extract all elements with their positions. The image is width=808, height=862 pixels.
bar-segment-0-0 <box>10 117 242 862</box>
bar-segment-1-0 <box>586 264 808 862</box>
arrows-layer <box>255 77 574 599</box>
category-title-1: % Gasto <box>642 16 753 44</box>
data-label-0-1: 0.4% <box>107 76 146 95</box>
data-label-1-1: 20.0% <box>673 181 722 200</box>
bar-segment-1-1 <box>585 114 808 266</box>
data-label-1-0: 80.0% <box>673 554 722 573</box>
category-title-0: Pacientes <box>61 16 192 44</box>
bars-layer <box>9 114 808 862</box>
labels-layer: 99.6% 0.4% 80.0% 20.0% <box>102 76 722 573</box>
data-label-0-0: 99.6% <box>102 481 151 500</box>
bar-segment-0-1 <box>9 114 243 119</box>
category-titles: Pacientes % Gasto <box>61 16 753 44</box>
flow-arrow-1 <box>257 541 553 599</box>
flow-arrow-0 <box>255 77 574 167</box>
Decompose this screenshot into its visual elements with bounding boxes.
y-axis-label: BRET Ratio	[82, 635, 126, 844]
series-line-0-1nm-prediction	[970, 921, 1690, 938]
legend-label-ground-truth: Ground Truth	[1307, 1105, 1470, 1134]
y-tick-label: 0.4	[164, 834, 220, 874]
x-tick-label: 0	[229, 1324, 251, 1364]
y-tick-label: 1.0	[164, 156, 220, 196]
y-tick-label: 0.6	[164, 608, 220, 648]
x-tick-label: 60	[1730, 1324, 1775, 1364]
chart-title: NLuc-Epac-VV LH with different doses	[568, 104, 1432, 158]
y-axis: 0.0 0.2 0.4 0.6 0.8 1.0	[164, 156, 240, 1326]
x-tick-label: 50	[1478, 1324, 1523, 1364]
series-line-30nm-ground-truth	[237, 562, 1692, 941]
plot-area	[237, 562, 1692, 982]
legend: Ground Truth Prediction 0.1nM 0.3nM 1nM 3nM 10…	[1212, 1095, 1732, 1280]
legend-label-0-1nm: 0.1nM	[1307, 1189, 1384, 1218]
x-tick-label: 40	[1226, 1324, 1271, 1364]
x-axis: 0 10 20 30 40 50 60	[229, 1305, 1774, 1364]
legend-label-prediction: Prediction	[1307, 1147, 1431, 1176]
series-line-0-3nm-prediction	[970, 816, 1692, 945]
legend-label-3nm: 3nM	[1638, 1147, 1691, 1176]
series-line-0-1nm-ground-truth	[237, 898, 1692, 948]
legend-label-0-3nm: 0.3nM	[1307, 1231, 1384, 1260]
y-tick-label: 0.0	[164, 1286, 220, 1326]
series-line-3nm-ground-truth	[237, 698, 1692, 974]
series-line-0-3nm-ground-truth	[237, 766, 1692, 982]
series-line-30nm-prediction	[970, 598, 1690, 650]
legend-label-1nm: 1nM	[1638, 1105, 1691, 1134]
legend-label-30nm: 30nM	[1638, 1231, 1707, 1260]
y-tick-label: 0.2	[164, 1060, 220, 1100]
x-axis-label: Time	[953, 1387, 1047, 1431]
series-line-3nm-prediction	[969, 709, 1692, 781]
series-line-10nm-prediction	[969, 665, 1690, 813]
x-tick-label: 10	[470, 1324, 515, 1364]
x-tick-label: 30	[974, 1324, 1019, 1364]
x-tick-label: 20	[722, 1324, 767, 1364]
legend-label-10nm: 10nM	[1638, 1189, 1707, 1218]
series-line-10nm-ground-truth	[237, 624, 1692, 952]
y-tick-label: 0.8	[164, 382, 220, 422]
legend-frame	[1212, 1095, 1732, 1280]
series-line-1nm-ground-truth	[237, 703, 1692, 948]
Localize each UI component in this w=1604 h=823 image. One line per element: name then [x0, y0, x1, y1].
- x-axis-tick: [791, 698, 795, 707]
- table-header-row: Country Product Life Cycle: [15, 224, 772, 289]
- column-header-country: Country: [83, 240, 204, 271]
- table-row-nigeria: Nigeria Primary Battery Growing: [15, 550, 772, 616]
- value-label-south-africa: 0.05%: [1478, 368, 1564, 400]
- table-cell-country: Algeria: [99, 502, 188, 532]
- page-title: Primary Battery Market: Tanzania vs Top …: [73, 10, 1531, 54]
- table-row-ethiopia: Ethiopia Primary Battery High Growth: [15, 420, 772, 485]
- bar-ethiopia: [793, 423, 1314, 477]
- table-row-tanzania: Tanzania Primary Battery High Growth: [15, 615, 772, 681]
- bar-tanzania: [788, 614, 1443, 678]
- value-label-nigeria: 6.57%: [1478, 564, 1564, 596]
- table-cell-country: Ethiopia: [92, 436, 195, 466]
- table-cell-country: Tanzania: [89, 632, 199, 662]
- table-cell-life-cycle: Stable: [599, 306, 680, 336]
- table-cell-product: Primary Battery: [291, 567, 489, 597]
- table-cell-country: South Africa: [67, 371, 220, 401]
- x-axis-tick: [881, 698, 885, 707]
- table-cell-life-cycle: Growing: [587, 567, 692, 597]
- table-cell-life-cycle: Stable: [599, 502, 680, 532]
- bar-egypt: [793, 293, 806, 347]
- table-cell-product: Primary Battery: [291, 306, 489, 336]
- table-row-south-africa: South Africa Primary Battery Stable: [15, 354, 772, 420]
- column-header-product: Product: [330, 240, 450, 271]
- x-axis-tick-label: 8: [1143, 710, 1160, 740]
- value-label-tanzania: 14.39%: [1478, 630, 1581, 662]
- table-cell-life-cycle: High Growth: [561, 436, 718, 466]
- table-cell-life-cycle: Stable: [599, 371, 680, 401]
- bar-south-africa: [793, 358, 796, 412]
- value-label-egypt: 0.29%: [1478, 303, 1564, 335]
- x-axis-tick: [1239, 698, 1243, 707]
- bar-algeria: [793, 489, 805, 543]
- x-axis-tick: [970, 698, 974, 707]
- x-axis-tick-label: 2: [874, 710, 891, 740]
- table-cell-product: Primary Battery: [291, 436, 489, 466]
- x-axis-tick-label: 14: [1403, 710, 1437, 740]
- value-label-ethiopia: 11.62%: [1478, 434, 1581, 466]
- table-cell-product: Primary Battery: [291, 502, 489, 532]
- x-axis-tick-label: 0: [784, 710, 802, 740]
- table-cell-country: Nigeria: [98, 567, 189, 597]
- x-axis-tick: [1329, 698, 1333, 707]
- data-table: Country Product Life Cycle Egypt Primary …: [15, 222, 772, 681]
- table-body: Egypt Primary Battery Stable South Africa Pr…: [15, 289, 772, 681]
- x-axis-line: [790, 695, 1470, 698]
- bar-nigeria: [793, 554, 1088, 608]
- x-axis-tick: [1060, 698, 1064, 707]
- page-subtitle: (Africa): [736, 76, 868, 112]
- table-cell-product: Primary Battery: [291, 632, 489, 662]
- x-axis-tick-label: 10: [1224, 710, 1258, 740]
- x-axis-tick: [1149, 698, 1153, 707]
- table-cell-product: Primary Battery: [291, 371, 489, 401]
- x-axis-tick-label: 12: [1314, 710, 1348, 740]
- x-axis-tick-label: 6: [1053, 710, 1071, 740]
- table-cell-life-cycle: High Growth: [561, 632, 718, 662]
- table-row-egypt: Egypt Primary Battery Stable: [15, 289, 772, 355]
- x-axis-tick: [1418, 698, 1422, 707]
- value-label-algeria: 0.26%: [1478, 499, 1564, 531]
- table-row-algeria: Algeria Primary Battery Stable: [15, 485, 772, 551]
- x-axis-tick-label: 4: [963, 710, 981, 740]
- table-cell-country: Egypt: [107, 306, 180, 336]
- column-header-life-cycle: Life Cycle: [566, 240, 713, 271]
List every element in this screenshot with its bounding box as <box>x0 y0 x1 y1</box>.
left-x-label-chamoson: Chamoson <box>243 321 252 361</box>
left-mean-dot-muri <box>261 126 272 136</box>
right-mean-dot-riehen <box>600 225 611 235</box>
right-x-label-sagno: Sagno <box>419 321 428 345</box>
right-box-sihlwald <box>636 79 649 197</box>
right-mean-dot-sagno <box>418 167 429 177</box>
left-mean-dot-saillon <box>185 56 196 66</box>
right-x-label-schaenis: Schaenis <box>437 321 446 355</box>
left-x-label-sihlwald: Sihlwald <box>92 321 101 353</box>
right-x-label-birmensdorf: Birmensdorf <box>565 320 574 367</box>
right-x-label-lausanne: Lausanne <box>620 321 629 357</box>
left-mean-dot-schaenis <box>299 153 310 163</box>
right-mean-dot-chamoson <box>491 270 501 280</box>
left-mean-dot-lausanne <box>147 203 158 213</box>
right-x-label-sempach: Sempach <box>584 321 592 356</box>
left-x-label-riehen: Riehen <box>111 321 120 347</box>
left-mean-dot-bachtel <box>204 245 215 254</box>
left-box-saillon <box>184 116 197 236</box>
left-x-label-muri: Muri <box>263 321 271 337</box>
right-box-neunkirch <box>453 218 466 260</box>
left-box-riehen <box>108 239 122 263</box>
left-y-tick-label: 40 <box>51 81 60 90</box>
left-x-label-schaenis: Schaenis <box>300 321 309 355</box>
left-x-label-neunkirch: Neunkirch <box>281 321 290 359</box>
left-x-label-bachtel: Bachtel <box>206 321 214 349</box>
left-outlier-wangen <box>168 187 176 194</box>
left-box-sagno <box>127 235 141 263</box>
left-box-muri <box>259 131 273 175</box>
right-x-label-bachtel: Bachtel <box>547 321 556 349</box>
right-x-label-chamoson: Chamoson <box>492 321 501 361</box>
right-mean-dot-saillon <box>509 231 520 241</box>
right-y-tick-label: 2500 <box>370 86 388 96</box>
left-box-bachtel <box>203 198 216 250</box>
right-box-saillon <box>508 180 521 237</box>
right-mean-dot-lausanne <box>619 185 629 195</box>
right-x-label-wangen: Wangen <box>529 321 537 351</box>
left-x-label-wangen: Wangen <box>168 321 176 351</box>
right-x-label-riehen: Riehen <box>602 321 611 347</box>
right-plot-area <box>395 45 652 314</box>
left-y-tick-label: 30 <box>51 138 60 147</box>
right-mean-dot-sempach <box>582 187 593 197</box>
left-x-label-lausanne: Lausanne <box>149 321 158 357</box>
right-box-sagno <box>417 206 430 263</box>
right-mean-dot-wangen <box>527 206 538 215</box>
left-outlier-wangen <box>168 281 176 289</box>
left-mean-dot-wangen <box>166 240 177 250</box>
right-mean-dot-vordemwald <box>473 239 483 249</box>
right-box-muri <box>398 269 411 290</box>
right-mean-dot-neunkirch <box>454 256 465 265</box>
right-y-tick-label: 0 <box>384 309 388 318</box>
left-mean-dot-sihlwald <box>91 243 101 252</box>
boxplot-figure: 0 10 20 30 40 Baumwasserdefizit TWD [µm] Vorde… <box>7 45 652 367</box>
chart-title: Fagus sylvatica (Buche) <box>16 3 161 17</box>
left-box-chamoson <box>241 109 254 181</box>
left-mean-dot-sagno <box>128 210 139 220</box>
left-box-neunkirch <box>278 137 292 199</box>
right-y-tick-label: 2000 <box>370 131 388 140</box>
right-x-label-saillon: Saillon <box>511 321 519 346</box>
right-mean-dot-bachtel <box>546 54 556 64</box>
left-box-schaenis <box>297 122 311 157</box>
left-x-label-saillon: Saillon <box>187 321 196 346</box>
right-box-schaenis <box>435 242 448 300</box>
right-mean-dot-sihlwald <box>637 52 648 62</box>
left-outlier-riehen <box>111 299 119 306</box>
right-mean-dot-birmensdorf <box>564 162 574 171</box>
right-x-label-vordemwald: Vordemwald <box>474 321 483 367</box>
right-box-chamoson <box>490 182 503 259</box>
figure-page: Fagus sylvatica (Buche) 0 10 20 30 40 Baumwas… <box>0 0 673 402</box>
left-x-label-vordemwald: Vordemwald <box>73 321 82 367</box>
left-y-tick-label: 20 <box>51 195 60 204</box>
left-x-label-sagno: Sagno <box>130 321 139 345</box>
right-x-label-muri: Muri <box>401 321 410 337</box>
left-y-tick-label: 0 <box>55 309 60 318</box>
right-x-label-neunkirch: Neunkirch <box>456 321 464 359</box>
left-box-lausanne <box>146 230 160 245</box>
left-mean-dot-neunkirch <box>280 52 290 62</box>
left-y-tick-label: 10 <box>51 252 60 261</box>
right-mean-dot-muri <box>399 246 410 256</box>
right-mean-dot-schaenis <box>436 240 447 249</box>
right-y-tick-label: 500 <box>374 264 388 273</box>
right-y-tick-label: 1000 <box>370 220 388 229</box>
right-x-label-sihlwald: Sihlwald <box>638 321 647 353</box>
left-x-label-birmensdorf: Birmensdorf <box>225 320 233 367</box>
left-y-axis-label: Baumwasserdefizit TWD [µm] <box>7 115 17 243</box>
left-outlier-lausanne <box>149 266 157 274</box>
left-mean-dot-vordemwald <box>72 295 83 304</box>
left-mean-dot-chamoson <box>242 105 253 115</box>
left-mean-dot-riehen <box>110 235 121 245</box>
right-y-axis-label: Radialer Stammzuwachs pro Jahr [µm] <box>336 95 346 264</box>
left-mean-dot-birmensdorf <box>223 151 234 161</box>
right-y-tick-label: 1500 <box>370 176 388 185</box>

——

_TASK TO COMPLETE:_ Copy out the records unchanged, from the first line up to and including the line that contains "category-title-0: Pacientes <box>61".

_EXERCISE OUTPUT:_
extract all elements with their positions. The image is width=808, height=862 pixels.
bar-segment-0-0 <box>10 117 242 862</box>
bar-segment-1-0 <box>586 264 808 862</box>
arrows-layer <box>255 77 574 599</box>
category-title-1: % Gasto <box>642 16 753 44</box>
data-label-0-1: 0.4% <box>107 76 146 95</box>
data-label-1-1: 20.0% <box>673 181 722 200</box>
bar-segment-1-1 <box>585 114 808 266</box>
data-label-1-0: 80.0% <box>673 554 722 573</box>
category-title-0: Pacientes <box>61 16 192 44</box>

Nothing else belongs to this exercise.